====== Listed records ======

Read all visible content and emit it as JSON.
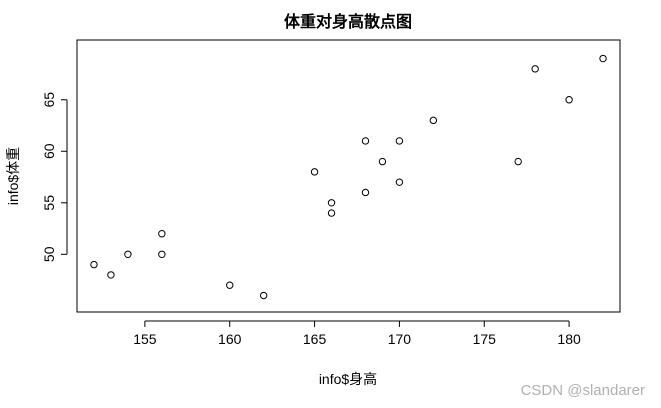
{
  "chart_data": {
    "type": "scatter",
    "title": "体重对身高散点图",
    "xlabel": "info$身高",
    "ylabel": "info$体重",
    "x_ticks": [
      155,
      160,
      165,
      170,
      175,
      180
    ],
    "y_ticks": [
      50,
      55,
      60,
      65
    ],
    "xlim": [
      151.0,
      183.0
    ],
    "ylim": [
      44.4,
      70.8
    ],
    "grid": false,
    "legend": "none",
    "marker": "open-circle",
    "points": [
      {
        "x": 152,
        "y": 49
      },
      {
        "x": 153,
        "y": 48
      },
      {
        "x": 154,
        "y": 50
      },
      {
        "x": 156,
        "y": 52
      },
      {
        "x": 156,
        "y": 50
      },
      {
        "x": 160,
        "y": 47
      },
      {
        "x": 162,
        "y": 46
      },
      {
        "x": 165,
        "y": 58
      },
      {
        "x": 166,
        "y": 55
      },
      {
        "x": 166,
        "y": 54
      },
      {
        "x": 168,
        "y": 61
      },
      {
        "x": 168,
        "y": 56
      },
      {
        "x": 169,
        "y": 59
      },
      {
        "x": 170,
        "y": 61
      },
      {
        "x": 170,
        "y": 57
      },
      {
        "x": 172,
        "y": 63
      },
      {
        "x": 177,
        "y": 59
      },
      {
        "x": 178,
        "y": 68
      },
      {
        "x": 180,
        "y": 65
      },
      {
        "x": 182,
        "y": 69
      }
    ]
  },
  "watermark": "CSDN @slandarer"
}
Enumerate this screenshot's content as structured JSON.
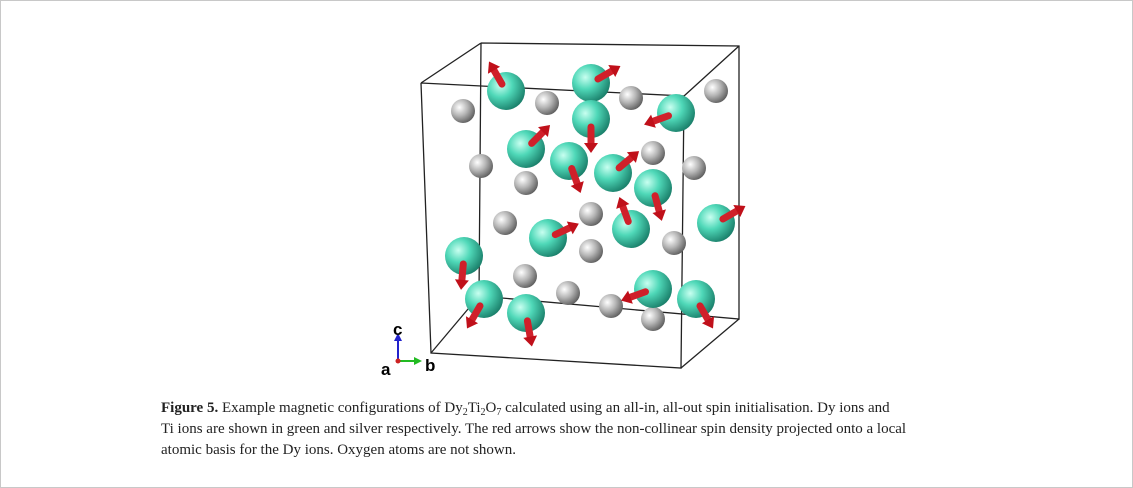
{
  "figure": {
    "axes_labels": {
      "c": "c",
      "a": "a",
      "b": "b"
    },
    "caption": {
      "label": "Figure 5.",
      "line1": [
        " Example magnetic configurations of Dy",
        "2",
        "Ti",
        "2",
        "O",
        "7",
        " calculated using an all-in, all-out spin initialisation. Dy ions and"
      ],
      "lines": [
        "Ti ions are shown in green and silver respectively. The red arrows show the non-collinear spin density projected onto a local",
        "atomic basis for the Dy ions. Oxygen atoms are not shown."
      ]
    }
  }
}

======

Work to complete: Reproduce the entries exactly. Do not carry over any picture.

Reply to the exercise:
Read all visible content and emit it as JSON.
{
  "chart_data": {
    "type": "scatter",
    "title": "体重对身高散点图",
    "xlabel": "info$身高",
    "ylabel": "info$体重",
    "x_ticks": [
      155,
      160,
      165,
      170,
      175,
      180
    ],
    "y_ticks": [
      50,
      55,
      60,
      65
    ],
    "xlim": [
      151.0,
      183.0
    ],
    "ylim": [
      44.4,
      70.8
    ],
    "grid": false,
    "legend": "none",
    "marker": "open-circle",
    "points": [
      {
        "x": 152,
        "y": 49
      },
      {
        "x": 153,
        "y": 48
      },
      {
        "x": 154,
        "y": 50
      },
      {
        "x": 156,
        "y": 52
      },
      {
        "x": 156,
        "y": 50
      },
      {
        "x": 160,
        "y": 47
      },
      {
        "x": 162,
        "y": 46
      },
      {
        "x": 165,
        "y": 58
      },
      {
        "x": 166,
        "y": 55
      },
      {
        "x": 166,
        "y": 54
      },
      {
        "x": 168,
        "y": 61
      },
      {
        "x": 168,
        "y": 56
      },
      {
        "x": 169,
        "y": 59
      },
      {
        "x": 170,
        "y": 61
      },
      {
        "x": 170,
        "y": 57
      },
      {
        "x": 172,
        "y": 63
      },
      {
        "x": 177,
        "y": 59
      },
      {
        "x": 178,
        "y": 68
      },
      {
        "x": 180,
        "y": 65
      },
      {
        "x": 182,
        "y": 69
      }
    ]
  },
  "watermark": "CSDN @slandarer"
}
Enumerate this screenshot's content as structured JSON.
{
  "figure": {
    "axes_labels": {
      "c": "c",
      "a": "a",
      "b": "b"
    },
    "caption": {
      "label": "Figure 5.",
      "line1": [
        " Example magnetic configurations of Dy",
        "2",
        "Ti",
        "2",
        "O",
        "7",
        " calculated using an all-in, all-out spin initialisation. Dy ions and"
      ],
      "lines": [
        "Ti ions are shown in green and silver respectively. The red arrows show the non-collinear spin density projected onto a local",
        "atomic basis for the Dy ions. Oxygen atoms are not shown."
      ]
    }
  }
}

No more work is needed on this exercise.